Task statement - Give only one thing: the number of lines that include the word "background".

Information given -
*****

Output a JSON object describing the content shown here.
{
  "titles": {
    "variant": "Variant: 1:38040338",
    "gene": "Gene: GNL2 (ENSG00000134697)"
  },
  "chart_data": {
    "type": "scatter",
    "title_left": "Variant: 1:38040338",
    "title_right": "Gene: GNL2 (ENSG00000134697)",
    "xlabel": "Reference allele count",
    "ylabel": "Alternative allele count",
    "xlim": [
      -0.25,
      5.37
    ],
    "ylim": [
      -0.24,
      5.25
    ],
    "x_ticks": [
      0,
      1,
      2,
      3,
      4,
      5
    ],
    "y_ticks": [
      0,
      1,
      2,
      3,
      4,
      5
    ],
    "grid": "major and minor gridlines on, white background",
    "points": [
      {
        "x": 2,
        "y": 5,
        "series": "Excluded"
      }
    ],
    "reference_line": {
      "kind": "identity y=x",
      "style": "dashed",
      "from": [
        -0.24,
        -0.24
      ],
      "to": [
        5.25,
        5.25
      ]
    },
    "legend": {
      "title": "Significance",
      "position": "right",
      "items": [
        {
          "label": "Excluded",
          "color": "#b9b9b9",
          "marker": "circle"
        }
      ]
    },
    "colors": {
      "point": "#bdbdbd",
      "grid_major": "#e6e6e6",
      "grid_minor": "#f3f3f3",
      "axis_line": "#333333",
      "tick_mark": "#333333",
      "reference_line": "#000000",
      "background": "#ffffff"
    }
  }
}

*****

Complete output - 2